- [Written task]: Every entry below should be printed exactly, without its images.

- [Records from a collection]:

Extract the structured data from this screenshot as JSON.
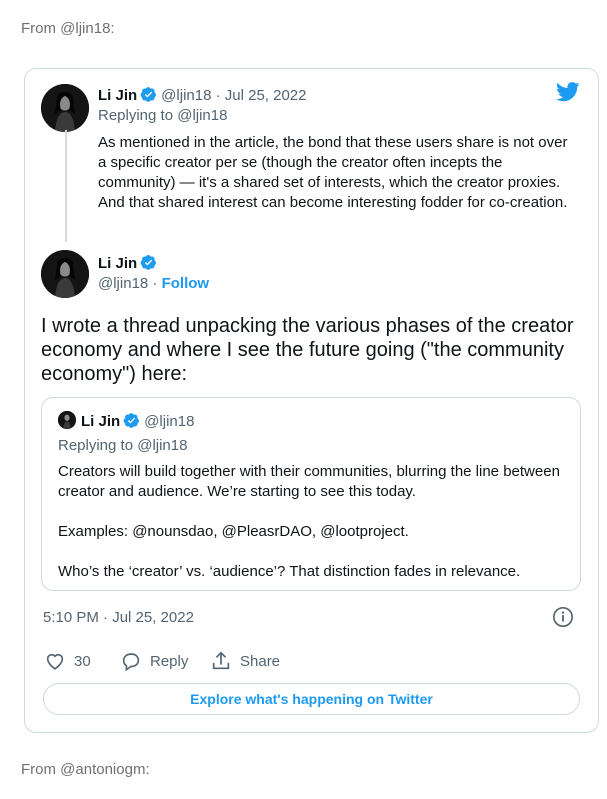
{
  "from_top": "From @ljin18:",
  "from_bottom": "From @antoniogm:",
  "colors": {
    "accent": "#1d9bf0",
    "muted": "#536471",
    "border": "#cfd9de",
    "text": "#0f1419"
  },
  "parent_tweet": {
    "name": "Li Jin",
    "handle_date": "@ljin18 · Jul 25, 2022",
    "replying_to": "Replying to @ljin18",
    "text": "As mentioned in the article, the bond that these users share is not over a specific creator per se (though the creator often incepts the community) — it's a shared set of interests, which the creator proxies. And that shared interest can become interesting fodder for co-creation."
  },
  "main_tweet": {
    "name": "Li Jin",
    "handle": "@ljin18 · ",
    "follow": "Follow",
    "text": "I wrote a thread unpacking the various phases of the creator economy and where I see the future going (\"the community economy\") here:",
    "quote": {
      "name": "Li Jin",
      "handle": "@ljin18",
      "replying_to": "Replying to @ljin18",
      "paragraphs": [
        "Creators will build together with their communities, blurring the line between creator and audience. We’re starting to see this today.",
        "Examples: @nounsdao, @PleasrDAO, @lootproject.",
        "Who’s the ‘creator’ vs. ‘audience’? That distinction fades in relevance."
      ]
    },
    "timestamp": "5:10 PM · Jul 25, 2022",
    "likes": "30",
    "reply_label": "Reply",
    "share_label": "Share",
    "explore_label": "Explore what's happening on Twitter"
  },
  "icons": [
    "twitter-logo-icon",
    "verified-badge-icon",
    "info-icon",
    "heart-icon",
    "reply-bubble-icon",
    "share-icon"
  ]
}
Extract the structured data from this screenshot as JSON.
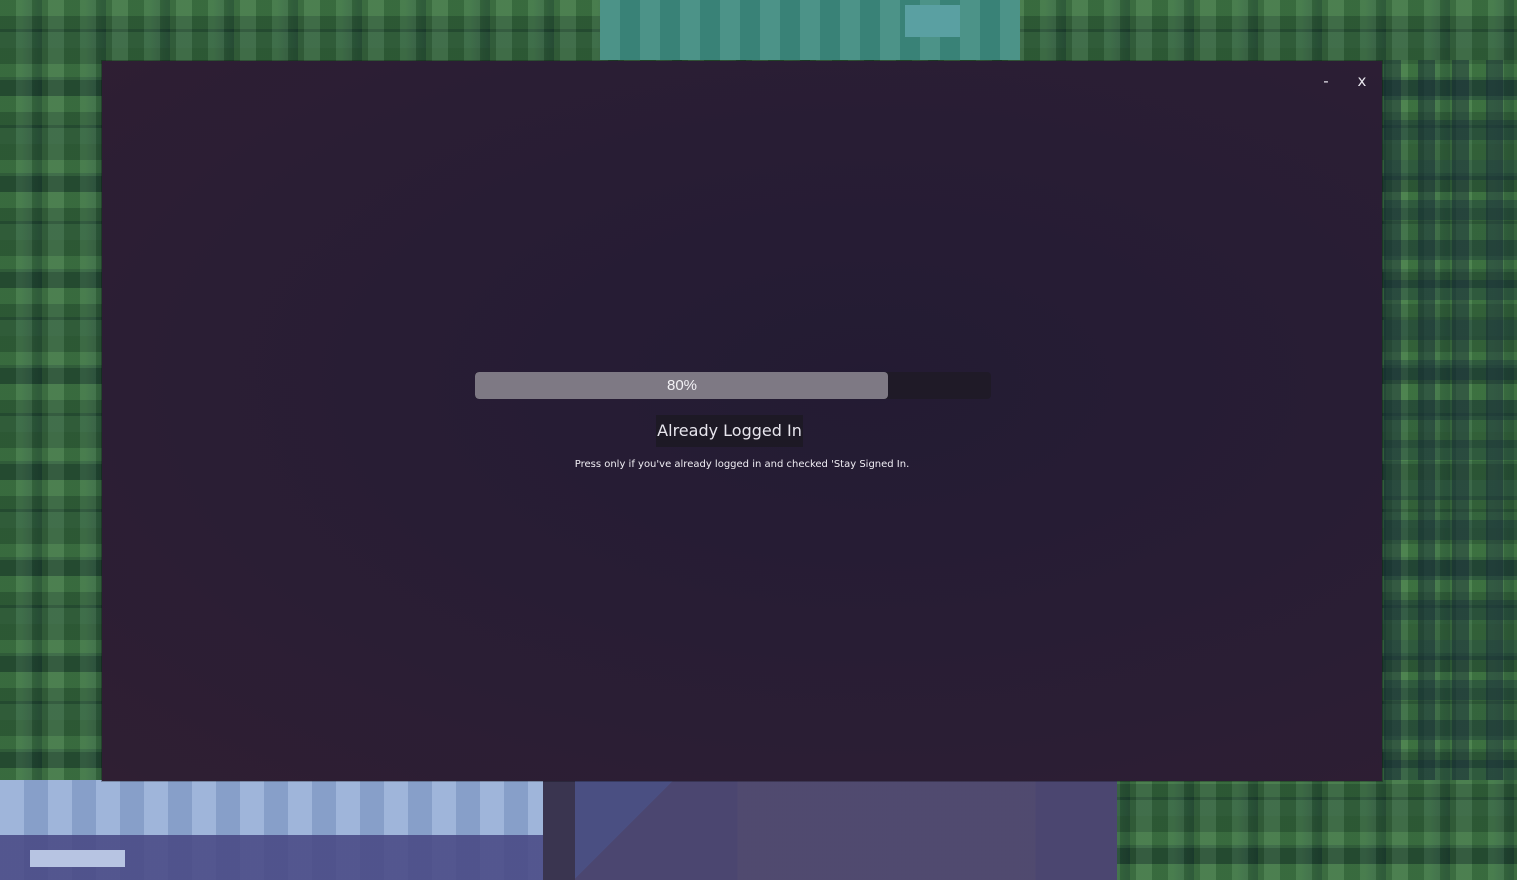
{
  "window": {
    "minimize_label": "-",
    "close_label": "x"
  },
  "progress": {
    "value": 0.8,
    "label": "80%"
  },
  "login": {
    "already_logged_in_label": "Already Logged In",
    "hint": "Press only if you've already logged in and checked 'Stay Signed In."
  }
}
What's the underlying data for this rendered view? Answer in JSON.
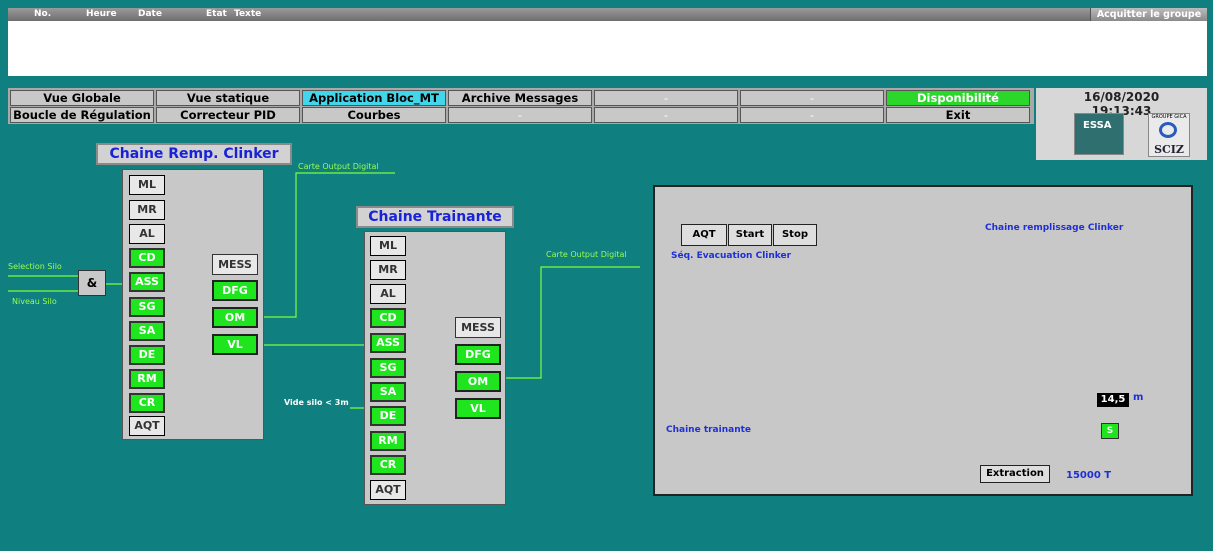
{
  "alarm": {
    "columns": [
      "No.",
      "Heure",
      "Date",
      "Etat",
      "Texte"
    ],
    "ack_label": "Acquitter le groupe"
  },
  "nav": {
    "row1": [
      "Vue Globale",
      "Vue statique",
      "Application Bloc_MT",
      "Archive Messages",
      "-",
      "-",
      "Disponibilité"
    ],
    "row2": [
      "Boucle de Régulation",
      "Correcteur PID",
      "Courbes",
      "-",
      "-",
      "-",
      "Exit"
    ]
  },
  "clock": {
    "date": "16/08/2020",
    "time": "19:13:43"
  },
  "logos": {
    "essa": "ESSA",
    "gica": "GROUPE GICA",
    "sciz": "SCIZ"
  },
  "chain1": {
    "title": "Chaine Remp. Clinker",
    "buttons": [
      "ML",
      "MR",
      "AL",
      "CD",
      "ASS",
      "SG",
      "SA",
      "DE",
      "RM",
      "CR",
      "AQT"
    ],
    "outputs": [
      "MESS",
      "DFG",
      "OM",
      "VL"
    ],
    "and_label": "&",
    "in1": "Selection Silo",
    "in2": "Niveau Silo",
    "out_label": "Carte Output Digital"
  },
  "chain2": {
    "title": "Chaine Trainante",
    "buttons": [
      "ML",
      "MR",
      "AL",
      "CD",
      "ASS",
      "SG",
      "SA",
      "DE",
      "RM",
      "CR",
      "AQT"
    ],
    "outputs": [
      "MESS",
      "DFG",
      "OM",
      "VL"
    ],
    "in_label": "Vide silo < 3m",
    "out_label": "Carte Output Digital"
  },
  "sequence": {
    "buttons": [
      "AQT",
      "Start",
      "Stop"
    ],
    "label": "Séq. Evacuation Clinker",
    "chain_fill": "Chaine remplissage Clinker",
    "chain_drag": "Chaine trainante",
    "level": "14,5",
    "unit": "m",
    "s_label": "S",
    "extraction": "Extraction",
    "capacity": "15000 T"
  },
  "colors": {
    "background": "#0f7f7f",
    "active": "#1ee51e",
    "highlight": "#43d6ea",
    "label_blue": "#1f2fd8"
  }
}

- [Output for this task]:
Extract the structured data from this screenshot as JSON.
{
  "from_top": "From @ljin18:",
  "from_bottom": "From @antoniogm:",
  "colors": {
    "accent": "#1d9bf0",
    "muted": "#536471",
    "border": "#cfd9de",
    "text": "#0f1419"
  },
  "parent_tweet": {
    "name": "Li Jin",
    "handle_date": "@ljin18 · Jul 25, 2022",
    "replying_to": "Replying to @ljin18",
    "text": "As mentioned in the article, the bond that these users share is not over a specific creator per se (though the creator often incepts the community) — it's a shared set of interests, which the creator proxies. And that shared interest can become interesting fodder for co-creation."
  },
  "main_tweet": {
    "name": "Li Jin",
    "handle": "@ljin18 · ",
    "follow": "Follow",
    "text": "I wrote a thread unpacking the various phases of the creator economy and where I see the future going (\"the community economy\") here:",
    "quote": {
      "name": "Li Jin",
      "handle": "@ljin18",
      "replying_to": "Replying to @ljin18",
      "paragraphs": [
        "Creators will build together with their communities, blurring the line between creator and audience. We’re starting to see this today.",
        "Examples: @nounsdao, @PleasrDAO, @lootproject.",
        "Who’s the ‘creator’ vs. ‘audience’? That distinction fades in relevance."
      ]
    },
    "timestamp": "5:10 PM · Jul 25, 2022",
    "likes": "30",
    "reply_label": "Reply",
    "share_label": "Share",
    "explore_label": "Explore what's happening on Twitter"
  },
  "icons": [
    "twitter-logo-icon",
    "verified-badge-icon",
    "info-icon",
    "heart-icon",
    "reply-bubble-icon",
    "share-icon"
  ]
}
Extract the structured data from this screenshot as JSON.
{
  "window": {
    "minimize_label": "-",
    "close_label": "x"
  },
  "progress": {
    "value": 0.8,
    "label": "80%"
  },
  "login": {
    "already_logged_in_label": "Already Logged In",
    "hint": "Press only if you've already logged in and checked 'Stay Signed In."
  }
}
What's the underlying data for this rendered view? Answer in JSON.
{
  "alarm": {
    "columns": [
      "No.",
      "Heure",
      "Date",
      "Etat",
      "Texte"
    ],
    "ack_label": "Acquitter le groupe"
  },
  "nav": {
    "row1": [
      "Vue Globale",
      "Vue statique",
      "Application Bloc_MT",
      "Archive Messages",
      "-",
      "-",
      "Disponibilité"
    ],
    "row2": [
      "Boucle de Régulation",
      "Correcteur PID",
      "Courbes",
      "-",
      "-",
      "-",
      "Exit"
    ]
  },
  "clock": {
    "date": "16/08/2020",
    "time": "19:13:43"
  },
  "logos": {
    "essa": "ESSA",
    "gica": "GROUPE GICA",
    "sciz": "SCIZ"
  },
  "chain1": {
    "title": "Chaine Remp. Clinker",
    "buttons": [
      "ML",
      "MR",
      "AL",
      "CD",
      "ASS",
      "SG",
      "SA",
      "DE",
      "RM",
      "CR",
      "AQT"
    ],
    "outputs": [
      "MESS",
      "DFG",
      "OM",
      "VL"
    ],
    "and_label": "&",
    "in1": "Selection Silo",
    "in2": "Niveau Silo",
    "out_label": "Carte Output Digital"
  },
  "chain2": {
    "title": "Chaine Trainante",
    "buttons": [
      "ML",
      "MR",
      "AL",
      "CD",
      "ASS",
      "SG",
      "SA",
      "DE",
      "RM",
      "CR",
      "AQT"
    ],
    "outputs": [
      "MESS",
      "DFG",
      "OM",
      "VL"
    ],
    "in_label": "Vide silo < 3m",
    "out_label": "Carte Output Digital"
  },
  "sequence": {
    "buttons": [
      "AQT",
      "Start",
      "Stop"
    ],
    "label": "Séq. Evacuation Clinker",
    "chain_fill": "Chaine remplissage Clinker",
    "chain_drag": "Chaine trainante",
    "level": "14,5",
    "unit": "m",
    "s_label": "S",
    "extraction": "Extraction",
    "capacity": "15000 T"
  },
  "colors": {
    "background": "#0f7f7f",
    "active": "#1ee51e",
    "highlight": "#43d6ea",
    "label_blue": "#1f2fd8"
  }
}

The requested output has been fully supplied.